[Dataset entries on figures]
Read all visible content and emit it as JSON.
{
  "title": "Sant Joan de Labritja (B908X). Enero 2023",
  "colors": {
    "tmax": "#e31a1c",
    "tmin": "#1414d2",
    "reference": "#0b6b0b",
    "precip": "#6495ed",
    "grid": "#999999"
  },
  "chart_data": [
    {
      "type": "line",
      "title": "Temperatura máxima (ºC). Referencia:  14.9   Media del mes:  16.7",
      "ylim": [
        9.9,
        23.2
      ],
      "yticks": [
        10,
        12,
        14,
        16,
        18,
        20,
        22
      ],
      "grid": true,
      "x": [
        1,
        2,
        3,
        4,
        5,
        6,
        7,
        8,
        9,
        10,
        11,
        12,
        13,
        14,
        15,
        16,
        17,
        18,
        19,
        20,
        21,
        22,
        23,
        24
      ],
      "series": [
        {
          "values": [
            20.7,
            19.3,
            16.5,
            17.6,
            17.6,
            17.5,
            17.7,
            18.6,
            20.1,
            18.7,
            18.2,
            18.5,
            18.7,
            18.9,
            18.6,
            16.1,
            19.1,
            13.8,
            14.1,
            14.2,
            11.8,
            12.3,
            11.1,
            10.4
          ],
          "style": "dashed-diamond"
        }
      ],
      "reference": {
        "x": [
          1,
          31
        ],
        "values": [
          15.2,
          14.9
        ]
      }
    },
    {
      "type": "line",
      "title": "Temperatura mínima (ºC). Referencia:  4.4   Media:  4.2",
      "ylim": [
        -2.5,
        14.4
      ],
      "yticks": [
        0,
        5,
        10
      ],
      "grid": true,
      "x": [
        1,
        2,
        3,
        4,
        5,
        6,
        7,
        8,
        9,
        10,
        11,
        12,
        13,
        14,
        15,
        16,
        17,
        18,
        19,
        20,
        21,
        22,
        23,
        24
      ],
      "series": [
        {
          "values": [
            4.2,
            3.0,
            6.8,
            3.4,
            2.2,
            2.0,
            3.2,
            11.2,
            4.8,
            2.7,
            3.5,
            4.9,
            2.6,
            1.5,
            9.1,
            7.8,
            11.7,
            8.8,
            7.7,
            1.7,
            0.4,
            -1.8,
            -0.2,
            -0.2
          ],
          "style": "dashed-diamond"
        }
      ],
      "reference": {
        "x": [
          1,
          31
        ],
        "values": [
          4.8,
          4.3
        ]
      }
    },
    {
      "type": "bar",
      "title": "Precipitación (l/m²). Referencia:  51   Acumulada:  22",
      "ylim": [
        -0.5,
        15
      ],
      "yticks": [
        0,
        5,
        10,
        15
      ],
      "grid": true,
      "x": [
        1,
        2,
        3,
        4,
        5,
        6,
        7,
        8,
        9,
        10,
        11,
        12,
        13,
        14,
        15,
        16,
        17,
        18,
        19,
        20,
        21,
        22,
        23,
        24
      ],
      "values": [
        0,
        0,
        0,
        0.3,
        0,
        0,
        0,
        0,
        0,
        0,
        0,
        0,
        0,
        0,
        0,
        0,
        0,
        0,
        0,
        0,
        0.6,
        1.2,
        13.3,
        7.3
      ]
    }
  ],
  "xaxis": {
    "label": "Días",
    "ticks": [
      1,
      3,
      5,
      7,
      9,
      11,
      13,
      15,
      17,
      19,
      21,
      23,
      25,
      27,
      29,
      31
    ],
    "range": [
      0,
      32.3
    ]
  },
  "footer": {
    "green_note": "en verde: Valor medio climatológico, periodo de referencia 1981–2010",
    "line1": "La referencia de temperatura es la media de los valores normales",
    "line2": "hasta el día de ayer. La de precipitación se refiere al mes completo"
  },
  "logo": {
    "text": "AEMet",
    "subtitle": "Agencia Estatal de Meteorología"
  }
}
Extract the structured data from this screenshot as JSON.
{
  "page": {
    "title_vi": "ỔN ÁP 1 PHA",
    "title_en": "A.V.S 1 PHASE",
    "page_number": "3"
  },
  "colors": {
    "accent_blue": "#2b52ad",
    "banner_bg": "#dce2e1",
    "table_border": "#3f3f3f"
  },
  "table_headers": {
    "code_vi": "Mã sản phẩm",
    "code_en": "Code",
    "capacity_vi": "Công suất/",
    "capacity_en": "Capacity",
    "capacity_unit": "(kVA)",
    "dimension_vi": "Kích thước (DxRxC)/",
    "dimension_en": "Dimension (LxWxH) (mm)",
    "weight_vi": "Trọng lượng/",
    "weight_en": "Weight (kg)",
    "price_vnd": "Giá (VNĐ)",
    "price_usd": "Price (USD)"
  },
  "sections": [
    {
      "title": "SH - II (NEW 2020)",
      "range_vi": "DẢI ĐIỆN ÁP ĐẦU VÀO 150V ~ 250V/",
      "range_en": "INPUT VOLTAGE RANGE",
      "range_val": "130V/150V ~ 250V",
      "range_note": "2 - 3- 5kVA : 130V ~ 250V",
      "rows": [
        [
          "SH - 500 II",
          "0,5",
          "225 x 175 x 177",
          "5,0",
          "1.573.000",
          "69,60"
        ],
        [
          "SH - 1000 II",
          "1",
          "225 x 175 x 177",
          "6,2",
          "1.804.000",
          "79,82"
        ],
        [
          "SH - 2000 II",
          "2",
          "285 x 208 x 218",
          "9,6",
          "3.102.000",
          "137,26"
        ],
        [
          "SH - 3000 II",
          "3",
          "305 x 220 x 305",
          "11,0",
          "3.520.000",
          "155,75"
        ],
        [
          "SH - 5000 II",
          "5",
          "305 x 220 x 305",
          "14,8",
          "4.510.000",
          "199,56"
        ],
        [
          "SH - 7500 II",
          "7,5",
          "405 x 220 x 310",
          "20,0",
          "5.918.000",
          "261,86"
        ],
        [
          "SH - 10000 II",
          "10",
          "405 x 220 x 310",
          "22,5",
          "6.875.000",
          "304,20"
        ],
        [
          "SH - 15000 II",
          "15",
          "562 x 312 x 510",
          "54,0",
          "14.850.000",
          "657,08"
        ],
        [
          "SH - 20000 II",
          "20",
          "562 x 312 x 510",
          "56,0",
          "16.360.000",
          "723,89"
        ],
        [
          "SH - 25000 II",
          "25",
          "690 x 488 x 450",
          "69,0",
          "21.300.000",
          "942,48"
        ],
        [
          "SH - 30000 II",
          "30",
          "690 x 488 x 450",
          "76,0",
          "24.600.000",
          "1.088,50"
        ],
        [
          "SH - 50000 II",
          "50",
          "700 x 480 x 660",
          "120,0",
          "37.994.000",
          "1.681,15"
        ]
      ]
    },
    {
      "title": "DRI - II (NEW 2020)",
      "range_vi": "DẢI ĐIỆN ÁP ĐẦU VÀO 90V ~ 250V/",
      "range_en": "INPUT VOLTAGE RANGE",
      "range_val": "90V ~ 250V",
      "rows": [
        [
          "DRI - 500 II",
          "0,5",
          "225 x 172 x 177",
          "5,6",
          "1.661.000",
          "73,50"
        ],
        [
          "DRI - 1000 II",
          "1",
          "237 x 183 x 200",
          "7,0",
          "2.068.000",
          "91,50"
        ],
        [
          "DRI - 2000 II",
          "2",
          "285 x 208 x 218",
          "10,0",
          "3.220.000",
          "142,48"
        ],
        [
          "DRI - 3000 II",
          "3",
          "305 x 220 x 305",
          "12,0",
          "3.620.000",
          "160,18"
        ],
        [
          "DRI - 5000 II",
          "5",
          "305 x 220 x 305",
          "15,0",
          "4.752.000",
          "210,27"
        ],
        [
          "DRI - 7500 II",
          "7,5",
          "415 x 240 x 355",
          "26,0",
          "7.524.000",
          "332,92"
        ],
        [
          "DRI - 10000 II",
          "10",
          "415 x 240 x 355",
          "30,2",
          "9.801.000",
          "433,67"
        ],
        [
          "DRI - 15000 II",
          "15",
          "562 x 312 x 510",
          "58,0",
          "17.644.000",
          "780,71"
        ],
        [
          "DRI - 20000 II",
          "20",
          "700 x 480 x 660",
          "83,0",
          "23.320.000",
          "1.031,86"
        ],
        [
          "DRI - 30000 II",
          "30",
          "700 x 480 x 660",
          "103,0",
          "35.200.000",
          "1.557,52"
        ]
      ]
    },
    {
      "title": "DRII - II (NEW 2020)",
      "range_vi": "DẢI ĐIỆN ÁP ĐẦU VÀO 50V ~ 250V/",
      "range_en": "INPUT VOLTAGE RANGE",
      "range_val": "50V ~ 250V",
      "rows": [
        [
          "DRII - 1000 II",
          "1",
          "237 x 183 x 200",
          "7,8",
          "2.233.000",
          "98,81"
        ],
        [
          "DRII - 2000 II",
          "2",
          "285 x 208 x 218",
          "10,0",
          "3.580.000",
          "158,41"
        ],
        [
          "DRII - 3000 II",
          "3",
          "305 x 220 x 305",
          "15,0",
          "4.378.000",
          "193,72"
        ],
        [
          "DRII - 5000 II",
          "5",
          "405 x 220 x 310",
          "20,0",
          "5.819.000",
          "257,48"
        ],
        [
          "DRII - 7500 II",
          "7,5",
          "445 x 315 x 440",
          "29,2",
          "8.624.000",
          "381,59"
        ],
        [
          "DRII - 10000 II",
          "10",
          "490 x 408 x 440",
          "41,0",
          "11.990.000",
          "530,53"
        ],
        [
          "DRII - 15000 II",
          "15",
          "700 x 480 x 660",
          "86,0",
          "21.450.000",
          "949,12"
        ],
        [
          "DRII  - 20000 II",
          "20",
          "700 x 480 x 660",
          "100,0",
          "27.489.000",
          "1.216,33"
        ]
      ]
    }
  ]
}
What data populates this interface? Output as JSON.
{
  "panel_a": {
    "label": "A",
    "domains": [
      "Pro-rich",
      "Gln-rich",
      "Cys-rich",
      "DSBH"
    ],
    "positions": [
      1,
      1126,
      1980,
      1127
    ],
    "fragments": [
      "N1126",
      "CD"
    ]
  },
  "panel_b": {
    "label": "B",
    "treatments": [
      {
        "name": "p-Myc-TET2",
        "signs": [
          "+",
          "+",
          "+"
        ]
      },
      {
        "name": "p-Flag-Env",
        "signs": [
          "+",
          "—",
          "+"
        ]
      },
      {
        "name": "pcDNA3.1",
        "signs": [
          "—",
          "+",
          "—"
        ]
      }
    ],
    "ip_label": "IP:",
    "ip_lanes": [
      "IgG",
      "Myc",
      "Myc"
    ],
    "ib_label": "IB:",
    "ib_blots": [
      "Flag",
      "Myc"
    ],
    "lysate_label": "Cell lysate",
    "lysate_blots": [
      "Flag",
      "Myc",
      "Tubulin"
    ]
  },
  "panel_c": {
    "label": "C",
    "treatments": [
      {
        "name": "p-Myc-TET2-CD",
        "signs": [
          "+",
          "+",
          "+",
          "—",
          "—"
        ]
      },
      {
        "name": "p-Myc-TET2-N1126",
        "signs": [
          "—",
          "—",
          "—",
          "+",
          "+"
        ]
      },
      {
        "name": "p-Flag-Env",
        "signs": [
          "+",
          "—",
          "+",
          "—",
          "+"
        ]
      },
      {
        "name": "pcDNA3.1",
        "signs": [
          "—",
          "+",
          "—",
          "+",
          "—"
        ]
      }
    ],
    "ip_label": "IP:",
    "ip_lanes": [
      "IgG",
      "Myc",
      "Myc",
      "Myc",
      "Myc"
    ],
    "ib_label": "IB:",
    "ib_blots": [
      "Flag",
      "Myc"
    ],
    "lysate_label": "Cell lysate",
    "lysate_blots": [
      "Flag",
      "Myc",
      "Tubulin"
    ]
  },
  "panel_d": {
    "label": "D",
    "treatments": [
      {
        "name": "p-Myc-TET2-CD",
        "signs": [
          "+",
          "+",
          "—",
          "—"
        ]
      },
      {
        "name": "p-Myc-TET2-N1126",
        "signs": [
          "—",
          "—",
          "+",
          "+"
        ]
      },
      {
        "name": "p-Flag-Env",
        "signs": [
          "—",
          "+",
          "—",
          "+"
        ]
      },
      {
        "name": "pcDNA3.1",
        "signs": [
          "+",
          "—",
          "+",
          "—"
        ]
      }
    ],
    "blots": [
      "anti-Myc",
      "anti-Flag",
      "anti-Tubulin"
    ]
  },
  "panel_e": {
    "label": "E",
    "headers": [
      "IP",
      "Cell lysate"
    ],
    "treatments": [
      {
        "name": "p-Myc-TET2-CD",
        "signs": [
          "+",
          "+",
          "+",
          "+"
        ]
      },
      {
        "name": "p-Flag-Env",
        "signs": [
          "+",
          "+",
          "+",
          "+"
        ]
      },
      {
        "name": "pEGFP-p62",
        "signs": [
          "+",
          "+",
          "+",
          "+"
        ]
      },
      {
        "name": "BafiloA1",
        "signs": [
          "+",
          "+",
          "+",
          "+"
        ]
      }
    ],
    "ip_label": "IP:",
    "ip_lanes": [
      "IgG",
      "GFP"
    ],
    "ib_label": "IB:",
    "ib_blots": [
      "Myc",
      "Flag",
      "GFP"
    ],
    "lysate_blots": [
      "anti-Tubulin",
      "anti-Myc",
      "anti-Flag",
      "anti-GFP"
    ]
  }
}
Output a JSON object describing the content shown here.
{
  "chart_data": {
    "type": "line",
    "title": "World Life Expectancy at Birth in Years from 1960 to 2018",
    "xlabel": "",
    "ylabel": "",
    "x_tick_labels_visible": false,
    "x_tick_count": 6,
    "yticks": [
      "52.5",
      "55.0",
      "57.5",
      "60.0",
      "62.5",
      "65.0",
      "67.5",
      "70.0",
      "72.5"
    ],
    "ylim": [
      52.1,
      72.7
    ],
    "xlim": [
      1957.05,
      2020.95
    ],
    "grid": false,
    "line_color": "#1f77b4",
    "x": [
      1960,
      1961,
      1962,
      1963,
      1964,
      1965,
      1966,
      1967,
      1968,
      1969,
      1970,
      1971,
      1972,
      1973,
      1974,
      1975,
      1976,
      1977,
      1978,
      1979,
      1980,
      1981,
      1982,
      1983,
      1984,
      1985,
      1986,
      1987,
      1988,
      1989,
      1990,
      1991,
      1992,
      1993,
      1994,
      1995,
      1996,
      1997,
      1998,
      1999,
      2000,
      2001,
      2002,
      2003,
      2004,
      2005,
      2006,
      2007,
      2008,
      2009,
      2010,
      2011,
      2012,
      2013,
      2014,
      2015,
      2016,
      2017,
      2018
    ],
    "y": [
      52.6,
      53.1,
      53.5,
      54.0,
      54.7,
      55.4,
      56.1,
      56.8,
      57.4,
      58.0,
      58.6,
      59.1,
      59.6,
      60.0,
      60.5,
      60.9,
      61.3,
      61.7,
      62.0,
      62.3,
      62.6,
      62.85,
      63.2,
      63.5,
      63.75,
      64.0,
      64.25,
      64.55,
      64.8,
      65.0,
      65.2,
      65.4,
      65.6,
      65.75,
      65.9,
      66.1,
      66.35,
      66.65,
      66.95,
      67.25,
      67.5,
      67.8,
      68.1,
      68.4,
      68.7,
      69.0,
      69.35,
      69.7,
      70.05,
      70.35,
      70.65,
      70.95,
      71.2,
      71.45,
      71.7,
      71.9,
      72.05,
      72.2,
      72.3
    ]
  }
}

## TASK DETAILS
Return only the count of lines in the records that hold the word "type".

## SOLUTION TO THIS PROBLEM
4